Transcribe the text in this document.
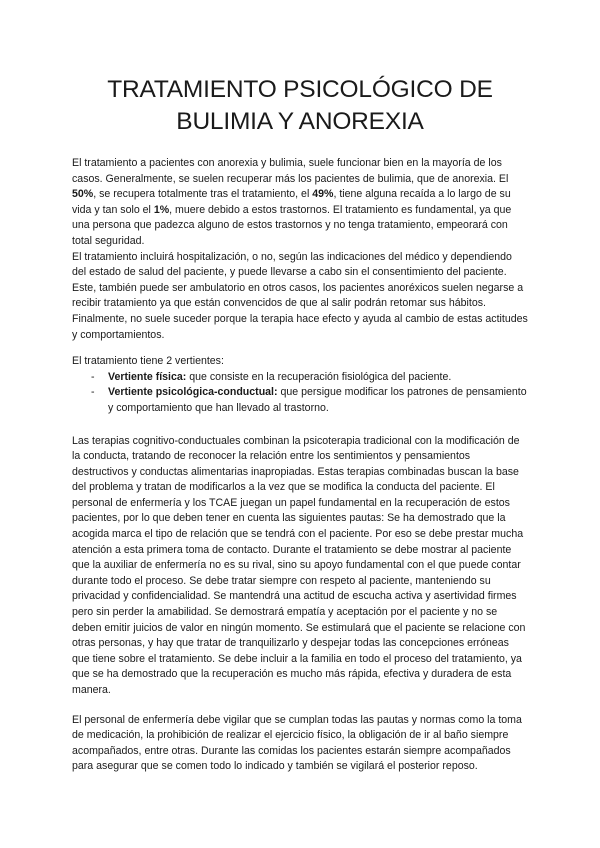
TRATAMIENTO PSICOLÓGICO DE
BULIMIA Y ANOREXIA

El tratamiento a pacientes con anorexia y bulimia, suele funcionar bien en la mayoría de los casos. Generalmente, se suelen recuperar más los pacientes de bulimia, que de anorexia. El 50%, se recupera totalmente tras el tratamiento, el 49%, tiene alguna recaída a lo largo de su vida y tan solo el 1%, muere debido a estos trastornos. El tratamiento es fundamental, ya que una persona que padezca alguno de estos trastornos y no tenga tratamiento, empeorará con total seguridad.

El tratamiento incluirá hospitalización, o no, según las indicaciones del médico y dependiendo del estado de salud del paciente, y puede llevarse a cabo sin el consentimiento del paciente. Este, también puede ser ambulatorio en otros casos, los pacientes anoréxicos suelen negarse a recibir tratamiento ya que están convencidos de que al salir podrán retomar sus hábitos. Finalmente, no suele suceder porque la terapia hace efecto y ayuda al cambio de estas actitudes y comportamientos.

El tratamiento tiene 2 vertientes:

- Vertiente física: que consiste en la recuperación fisiológica del paciente.
- Vertiente psicológica-conductual: que persigue modificar los patrones de pensamiento y comportamiento que han llevado al trastorno.

Las terapias cognitivo-conductuales combinan la psicoterapia tradicional con la modificación de la conducta, tratando de reconocer la relación entre los sentimientos y pensamientos destructivos y conductas alimentarias inapropiadas. Estas terapias combinadas buscan la base del problema y tratan de modificarlos a la vez que se modifica la conducta del paciente. El personal de enfermería y los TCAE juegan un papel fundamental en la recuperación de estos pacientes, por lo que deben tener en cuenta las siguientes pautas: Se ha demostrado que la acogida marca el tipo de relación que se tendrá con el paciente. Por eso se debe prestar mucha atención a esta primera toma de contacto. Durante el tratamiento se debe mostrar al paciente que la auxiliar de enfermería no es su rival, sino su apoyo fundamental con el que puede contar durante todo el proceso. Se debe tratar siempre con respeto al paciente, manteniendo su privacidad y confidencialidad. Se mantendrá una actitud de escucha activa y asertividad firmes pero sin perder la amabilidad. Se demostrará empatía y aceptación por el paciente y no se deben emitir juicios de valor en ningún momento. Se estimulará que el paciente se relacione con otras personas, y hay que tratar de tranquilizarlo y despejar todas las concepciones erróneas que tiene sobre el tratamiento. Se debe incluir a la familia en todo el proceso del tratamiento, ya que se ha demostrado que la recuperación es mucho más rápida, efectiva y duradera de esta manera.

El personal de enfermería debe vigilar que se cumplan todas las pautas y normas como la toma de medicación, la prohibición de realizar el ejercicio físico, la obligación de ir al baño siempre acompañados, entre otras. Durante las comidas los pacientes estarán siempre acompañados para asegurar que se comen todo lo indicado y también se vigilará el posterior reposo.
■ ■ ■ ■
**Your instructions**
Using the entries above, return each line in which the word "otras" occurs.

**Result for this task**
Las terapias cognitivo-conductuales combinan la psicoterapia tradicional con la modificación de la conducta, tratando de reconocer la relación entre los sentimientos y pensamientos destructivos y conductas alimentarias inapropiadas. Estas terapias combinadas buscan la base del problema y tratan de modificarlos a la vez que se modifica la conducta del paciente. El personal de enfermería y los TCAE juegan un papel fundamental en la recuperación de estos pacientes, por lo que deben tener en cuenta las siguientes pautas: Se ha demostrado que la acogida marca el tipo de relación que se tendrá con el paciente. Por eso se debe prestar mucha atención a esta primera toma de contacto. Durante el tratamiento se debe mostrar al paciente que la auxiliar de enfermería no es su rival, sino su apoyo fundamental con el que puede contar durante todo el proceso. Se debe tratar siempre con respeto al paciente, manteniendo su privacidad y confidencialidad. Se mantendrá una actitud de escucha activa y asertividad firmes pero sin perder la amabilidad. Se demostrará empatía y aceptación por el paciente y no se deben emitir juicios de valor en ningún momento. Se estimulará que el paciente se relacione con otras personas, y hay que tratar de tranquilizarlo y despejar todas las concepciones erróneas que tiene sobre el tratamiento. Se debe incluir a la familia en todo el proceso del tratamiento, ya que se ha demostrado que la recuperación es mucho más rápida, efectiva y duradera de esta manera.
El personal de enfermería debe vigilar que se cumplan todas las pautas y normas como la toma de medicación, la prohibición de realizar el ejercicio físico, la obligación de ir al baño siempre acompañados, entre otras. Durante las comidas los pacientes estarán siempre acompañados para asegurar que se comen todo lo indicado y también se vigilará el posterior reposo.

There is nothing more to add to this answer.